*TASK TO CARRY OUT*.
Please reproduce every line of the records below, character for character.

** begin **

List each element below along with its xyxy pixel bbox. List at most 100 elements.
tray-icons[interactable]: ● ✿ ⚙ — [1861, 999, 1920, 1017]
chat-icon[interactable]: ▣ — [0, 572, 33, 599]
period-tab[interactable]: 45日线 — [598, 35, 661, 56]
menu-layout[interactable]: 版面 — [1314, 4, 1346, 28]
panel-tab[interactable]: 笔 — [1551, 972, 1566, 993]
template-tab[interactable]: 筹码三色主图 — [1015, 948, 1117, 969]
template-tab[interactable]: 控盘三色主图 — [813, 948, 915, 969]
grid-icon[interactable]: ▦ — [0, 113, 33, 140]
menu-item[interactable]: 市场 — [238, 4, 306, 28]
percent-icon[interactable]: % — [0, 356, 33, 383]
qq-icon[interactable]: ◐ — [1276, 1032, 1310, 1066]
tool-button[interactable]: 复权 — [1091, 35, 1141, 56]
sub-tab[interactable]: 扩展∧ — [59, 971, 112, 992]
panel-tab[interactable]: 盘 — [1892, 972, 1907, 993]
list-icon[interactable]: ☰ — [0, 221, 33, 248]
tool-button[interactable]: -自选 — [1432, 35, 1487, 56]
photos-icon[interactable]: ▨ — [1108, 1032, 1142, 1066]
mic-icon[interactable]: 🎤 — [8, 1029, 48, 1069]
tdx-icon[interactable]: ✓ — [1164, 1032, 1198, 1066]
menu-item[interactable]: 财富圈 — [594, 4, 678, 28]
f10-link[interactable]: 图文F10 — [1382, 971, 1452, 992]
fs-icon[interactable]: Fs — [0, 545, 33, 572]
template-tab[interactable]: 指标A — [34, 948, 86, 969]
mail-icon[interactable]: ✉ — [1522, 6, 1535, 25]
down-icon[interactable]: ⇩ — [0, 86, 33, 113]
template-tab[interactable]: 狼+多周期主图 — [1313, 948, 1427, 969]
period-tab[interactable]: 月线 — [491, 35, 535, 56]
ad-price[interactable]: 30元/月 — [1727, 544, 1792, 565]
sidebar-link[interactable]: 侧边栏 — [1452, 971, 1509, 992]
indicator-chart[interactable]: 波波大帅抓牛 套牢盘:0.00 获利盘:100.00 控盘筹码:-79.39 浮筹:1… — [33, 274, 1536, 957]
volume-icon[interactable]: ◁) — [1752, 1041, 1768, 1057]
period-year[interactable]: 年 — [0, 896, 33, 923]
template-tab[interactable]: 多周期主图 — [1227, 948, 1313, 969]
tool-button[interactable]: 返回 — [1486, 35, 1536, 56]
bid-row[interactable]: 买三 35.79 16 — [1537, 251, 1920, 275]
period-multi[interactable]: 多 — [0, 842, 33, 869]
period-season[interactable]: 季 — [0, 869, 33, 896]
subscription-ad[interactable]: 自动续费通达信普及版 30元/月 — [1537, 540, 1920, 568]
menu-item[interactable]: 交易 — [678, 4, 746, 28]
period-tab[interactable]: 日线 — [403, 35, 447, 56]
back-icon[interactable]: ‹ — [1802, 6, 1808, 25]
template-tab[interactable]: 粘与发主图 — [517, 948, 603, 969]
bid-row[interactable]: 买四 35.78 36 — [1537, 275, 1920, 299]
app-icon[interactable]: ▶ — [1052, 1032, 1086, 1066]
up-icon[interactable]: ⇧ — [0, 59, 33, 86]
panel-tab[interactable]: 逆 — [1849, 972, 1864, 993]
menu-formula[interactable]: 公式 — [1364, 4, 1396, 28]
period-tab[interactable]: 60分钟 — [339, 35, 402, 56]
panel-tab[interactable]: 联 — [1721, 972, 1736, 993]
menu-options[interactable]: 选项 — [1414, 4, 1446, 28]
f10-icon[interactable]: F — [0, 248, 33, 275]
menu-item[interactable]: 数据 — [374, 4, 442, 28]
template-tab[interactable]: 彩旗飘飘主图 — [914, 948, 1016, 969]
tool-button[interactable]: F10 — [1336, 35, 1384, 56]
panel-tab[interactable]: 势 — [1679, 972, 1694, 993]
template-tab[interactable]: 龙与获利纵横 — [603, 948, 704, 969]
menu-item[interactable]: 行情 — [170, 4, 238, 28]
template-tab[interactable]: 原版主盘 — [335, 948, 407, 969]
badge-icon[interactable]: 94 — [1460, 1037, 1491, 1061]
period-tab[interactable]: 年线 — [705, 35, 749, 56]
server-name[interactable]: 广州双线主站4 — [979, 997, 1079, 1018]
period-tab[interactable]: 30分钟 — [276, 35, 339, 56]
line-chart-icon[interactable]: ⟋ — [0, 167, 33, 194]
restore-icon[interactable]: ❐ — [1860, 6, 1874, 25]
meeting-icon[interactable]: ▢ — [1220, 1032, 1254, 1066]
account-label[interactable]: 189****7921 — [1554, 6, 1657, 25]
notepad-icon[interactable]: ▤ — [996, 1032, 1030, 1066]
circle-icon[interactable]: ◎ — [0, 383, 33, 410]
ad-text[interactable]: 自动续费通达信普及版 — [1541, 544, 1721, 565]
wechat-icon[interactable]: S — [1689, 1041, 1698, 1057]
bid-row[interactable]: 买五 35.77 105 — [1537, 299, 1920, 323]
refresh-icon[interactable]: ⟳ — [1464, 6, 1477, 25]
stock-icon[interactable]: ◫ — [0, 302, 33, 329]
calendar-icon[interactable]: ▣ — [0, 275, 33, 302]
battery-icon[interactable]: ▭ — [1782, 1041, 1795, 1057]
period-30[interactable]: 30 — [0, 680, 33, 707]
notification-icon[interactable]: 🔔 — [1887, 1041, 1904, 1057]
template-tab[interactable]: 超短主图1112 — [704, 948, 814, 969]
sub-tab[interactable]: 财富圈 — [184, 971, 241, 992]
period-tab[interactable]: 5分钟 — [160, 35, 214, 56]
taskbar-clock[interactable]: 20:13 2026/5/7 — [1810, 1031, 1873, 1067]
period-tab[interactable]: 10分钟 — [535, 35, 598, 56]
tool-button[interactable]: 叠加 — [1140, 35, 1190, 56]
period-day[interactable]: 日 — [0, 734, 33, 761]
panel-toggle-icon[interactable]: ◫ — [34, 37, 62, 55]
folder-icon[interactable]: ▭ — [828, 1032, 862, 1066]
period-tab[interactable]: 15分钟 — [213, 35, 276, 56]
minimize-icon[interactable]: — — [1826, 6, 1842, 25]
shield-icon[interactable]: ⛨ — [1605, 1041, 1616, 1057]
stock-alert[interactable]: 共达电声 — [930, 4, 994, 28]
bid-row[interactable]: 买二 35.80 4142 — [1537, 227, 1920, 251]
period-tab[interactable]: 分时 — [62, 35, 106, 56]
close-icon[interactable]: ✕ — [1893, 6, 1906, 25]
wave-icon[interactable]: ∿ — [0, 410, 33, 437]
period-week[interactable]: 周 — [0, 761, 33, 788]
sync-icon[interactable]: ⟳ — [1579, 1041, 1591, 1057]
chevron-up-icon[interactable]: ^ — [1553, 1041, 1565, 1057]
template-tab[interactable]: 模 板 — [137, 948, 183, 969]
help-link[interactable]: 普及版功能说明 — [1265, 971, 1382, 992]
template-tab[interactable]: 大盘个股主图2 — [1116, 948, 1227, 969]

** end **

*FULL ANSWER*.
List each element below along with its xyxy pixel bbox. List at most 100 elements.
tray-icons[interactable]: ● ✿ ⚙ — [1861, 999, 1920, 1017]
chat-icon[interactable]: ▣ — [0, 572, 33, 599]
period-tab[interactable]: 45日线 — [598, 35, 661, 56]
menu-layout[interactable]: 版面 — [1314, 4, 1346, 28]
panel-tab[interactable]: 笔 — [1551, 972, 1566, 993]
template-tab[interactable]: 筹码三色主图 — [1015, 948, 1117, 969]
template-tab[interactable]: 控盘三色主图 — [813, 948, 915, 969]
grid-icon[interactable]: ▦ — [0, 113, 33, 140]
menu-item[interactable]: 市场 — [238, 4, 306, 28]
percent-icon[interactable]: % — [0, 356, 33, 383]
qq-icon[interactable]: ◐ — [1276, 1032, 1310, 1066]
tool-button[interactable]: 复权 — [1091, 35, 1141, 56]
sub-tab[interactable]: 扩展∧ — [59, 971, 112, 992]
panel-tab[interactable]: 盘 — [1892, 972, 1907, 993]
list-icon[interactable]: ☰ — [0, 221, 33, 248]
tool-button[interactable]: -自选 — [1432, 35, 1487, 56]
photos-icon[interactable]: ▨ — [1108, 1032, 1142, 1066]
mic-icon[interactable]: 🎤 — [8, 1029, 48, 1069]
tdx-icon[interactable]: ✓ — [1164, 1032, 1198, 1066]
menu-item[interactable]: 财富圈 — [594, 4, 678, 28]
f10-link[interactable]: 图文F10 — [1382, 971, 1452, 992]
fs-icon[interactable]: Fs — [0, 545, 33, 572]
template-tab[interactable]: 指标A — [34, 948, 86, 969]
mail-icon[interactable]: ✉ — [1522, 6, 1535, 25]
down-icon[interactable]: ⇩ — [0, 86, 33, 113]
template-tab[interactable]: 狼+多周期主图 — [1313, 948, 1427, 969]
period-tab[interactable]: 月线 — [491, 35, 535, 56]
ad-price[interactable]: 30元/月 — [1727, 544, 1792, 565]
sidebar-link[interactable]: 侧边栏 — [1452, 971, 1509, 992]
indicator-chart[interactable]: 波波大帅抓牛 套牢盘:0.00 获利盘:100.00 控盘筹码:-79.39 浮筹:1… — [33, 274, 1536, 957]
volume-icon[interactable]: ◁) — [1752, 1041, 1768, 1057]
period-year[interactable]: 年 — [0, 896, 33, 923]
template-tab[interactable]: 多周期主图 — [1227, 948, 1313, 969]
tool-button[interactable]: 返回 — [1486, 35, 1536, 56]
bid-row[interactable]: 买三 35.79 16 — [1537, 251, 1920, 275]
period-multi[interactable]: 多 — [0, 842, 33, 869]
period-season[interactable]: 季 — [0, 869, 33, 896]
subscription-ad[interactable]: 自动续费通达信普及版 30元/月 — [1537, 540, 1920, 568]
menu-item[interactable]: 交易 — [678, 4, 746, 28]
period-tab[interactable]: 日线 — [403, 35, 447, 56]
back-icon[interactable]: ‹ — [1802, 6, 1808, 25]
template-tab[interactable]: 粘与发主图 — [517, 948, 603, 969]
bid-row[interactable]: 买四 35.78 36 — [1537, 275, 1920, 299]
app-icon[interactable]: ▶ — [1052, 1032, 1086, 1066]
up-icon[interactable]: ⇧ — [0, 59, 33, 86]
panel-tab[interactable]: 逆 — [1849, 972, 1864, 993]
menu-formula[interactable]: 公式 — [1364, 4, 1396, 28]
period-tab[interactable]: 60分钟 — [339, 35, 402, 56]
panel-tab[interactable]: 联 — [1721, 972, 1736, 993]
menu-options[interactable]: 选项 — [1414, 4, 1446, 28]
f10-icon[interactable]: F — [0, 248, 33, 275]
menu-item[interactable]: 数据 — [374, 4, 442, 28]
template-tab[interactable]: 彩旗飘飘主图 — [914, 948, 1016, 969]
tool-button[interactable]: F10 — [1336, 35, 1384, 56]
panel-tab[interactable]: 势 — [1679, 972, 1694, 993]
template-tab[interactable]: 龙与获利纵横 — [603, 948, 704, 969]
menu-item[interactable]: 行情 — [170, 4, 238, 28]
template-tab[interactable]: 原版主盘 — [335, 948, 407, 969]
badge-icon[interactable]: 94 — [1460, 1037, 1491, 1061]
period-tab[interactable]: 年线 — [705, 35, 749, 56]
server-name[interactable]: 广州双线主站4 — [979, 997, 1079, 1018]
period-tab[interactable]: 30分钟 — [276, 35, 339, 56]
line-chart-icon[interactable]: ⟋ — [0, 167, 33, 194]
restore-icon[interactable]: ❐ — [1860, 6, 1874, 25]
meeting-icon[interactable]: ▢ — [1220, 1032, 1254, 1066]
account-label[interactable]: 189****7921 — [1554, 6, 1657, 25]
notepad-icon[interactable]: ▤ — [996, 1032, 1030, 1066]
circle-icon[interactable]: ◎ — [0, 383, 33, 410]
ad-text[interactable]: 自动续费通达信普及版 — [1541, 544, 1721, 565]
wechat-icon[interactable]: S — [1689, 1041, 1698, 1057]
bid-row[interactable]: 买五 35.77 105 — [1537, 299, 1920, 323]
refresh-icon[interactable]: ⟳ — [1464, 6, 1477, 25]
stock-icon[interactable]: ◫ — [0, 302, 33, 329]
calendar-icon[interactable]: ▣ — [0, 275, 33, 302]
battery-icon[interactable]: ▭ — [1782, 1041, 1795, 1057]
period-30[interactable]: 30 — [0, 680, 33, 707]
notification-icon[interactable]: 🔔 — [1887, 1041, 1904, 1057]
template-tab[interactable]: 超短主图1112 — [704, 948, 814, 969]
sub-tab[interactable]: 财富圈 — [184, 971, 241, 992]
period-tab[interactable]: 5分钟 — [160, 35, 214, 56]
taskbar-clock[interactable]: 20:13 2026/5/7 — [1810, 1031, 1873, 1067]
period-tab[interactable]: 10分钟 — [535, 35, 598, 56]
tool-button[interactable]: 叠加 — [1140, 35, 1190, 56]
period-day[interactable]: 日 — [0, 734, 33, 761]
panel-toggle-icon[interactable]: ◫ — [34, 37, 62, 55]
folder-icon[interactable]: ▭ — [828, 1032, 862, 1066]
period-tab[interactable]: 15分钟 — [213, 35, 276, 56]
minimize-icon[interactable]: — — [1826, 6, 1842, 25]
shield-icon[interactable]: ⛨ — [1605, 1041, 1616, 1057]
stock-alert[interactable]: 共达电声 — [930, 4, 994, 28]
bid-row[interactable]: 买二 35.80 4142 — [1537, 227, 1920, 251]
period-tab[interactable]: 分时 — [62, 35, 106, 56]
close-icon[interactable]: ✕ — [1893, 6, 1906, 25]
wave-icon[interactable]: ∿ — [0, 410, 33, 437]
period-week[interactable]: 周 — [0, 761, 33, 788]
sync-icon[interactable]: ⟳ — [1579, 1041, 1591, 1057]
chevron-up-icon[interactable]: ^ — [1553, 1041, 1565, 1057]
template-tab[interactable]: 模 板 — [137, 948, 183, 969]
help-link[interactable]: 普及版功能说明 — [1265, 971, 1382, 992]
template-tab[interactable]: 大盘个股主图2 — [1116, 948, 1227, 969]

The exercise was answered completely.